**YOUR TASK**
Below are the records; collect from them each line containing the string "mères".

**SUPPLIED DATA**
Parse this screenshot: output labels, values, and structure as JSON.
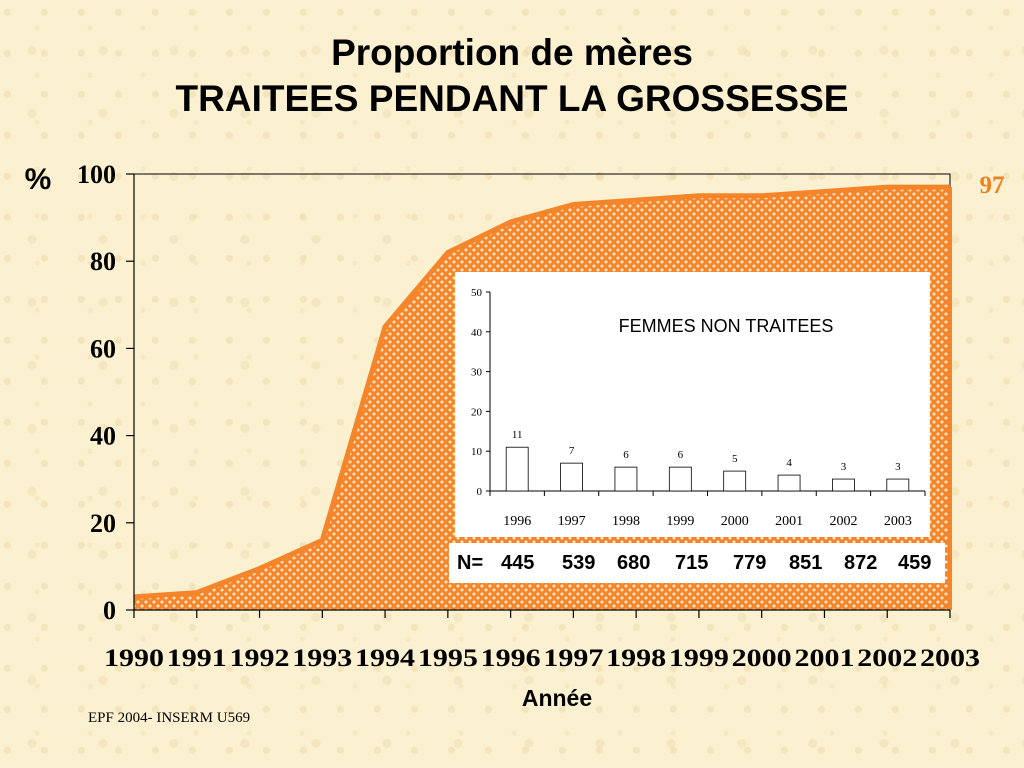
{
  "slide": {
    "title_line1": "Proportion de mères",
    "title_line2": "TRAITEES PENDANT LA GROSSESSE",
    "footer": "EPF 2004- INSERM U569"
  },
  "n_row": {
    "label": "N=",
    "values": [
      "445",
      "539",
      "680",
      "715",
      "779",
      "851",
      "872",
      "459"
    ]
  },
  "colors": {
    "area_fill": "#f5852a",
    "area_dot": "#ffffff",
    "end_label": "#f07f1e",
    "bar_fill": "#ffffff",
    "axis": "#000000"
  },
  "chart_data": [
    {
      "type": "area",
      "title": "Proportion de mères TRAITEES PENDANT LA GROSSESSE",
      "xlabel": "Année",
      "ylabel": "%",
      "x": [
        "1990",
        "1991",
        "1992",
        "1993",
        "1994",
        "1995",
        "1996",
        "1997",
        "1998",
        "1999",
        "2000",
        "2001",
        "2002",
        "2003"
      ],
      "series": [
        {
          "values": [
            3,
            4,
            9.5,
            16,
            65,
            82,
            89,
            93,
            94,
            95,
            95,
            96,
            97,
            97
          ]
        }
      ],
      "ylim": [
        0,
        100
      ],
      "yticks": [
        0,
        20,
        40,
        60,
        80,
        100
      ],
      "end_label": "97",
      "grid": false
    },
    {
      "type": "bar",
      "title": "FEMMES NON TRAITEES",
      "categories": [
        "1996",
        "1997",
        "1998",
        "1999",
        "2000",
        "2001",
        "2002",
        "2003"
      ],
      "values": [
        11,
        7,
        6,
        6,
        5,
        4,
        3,
        3
      ],
      "ylim": [
        0,
        50
      ],
      "yticks": [
        0,
        10,
        20,
        30,
        40,
        50
      ],
      "grid": false
    }
  ]
}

**EXERCISE ANSWER**
    "title_line1": "Proportion de mères",
      "title": "Proportion de mères TRAITEES PENDANT LA GROSSESSE",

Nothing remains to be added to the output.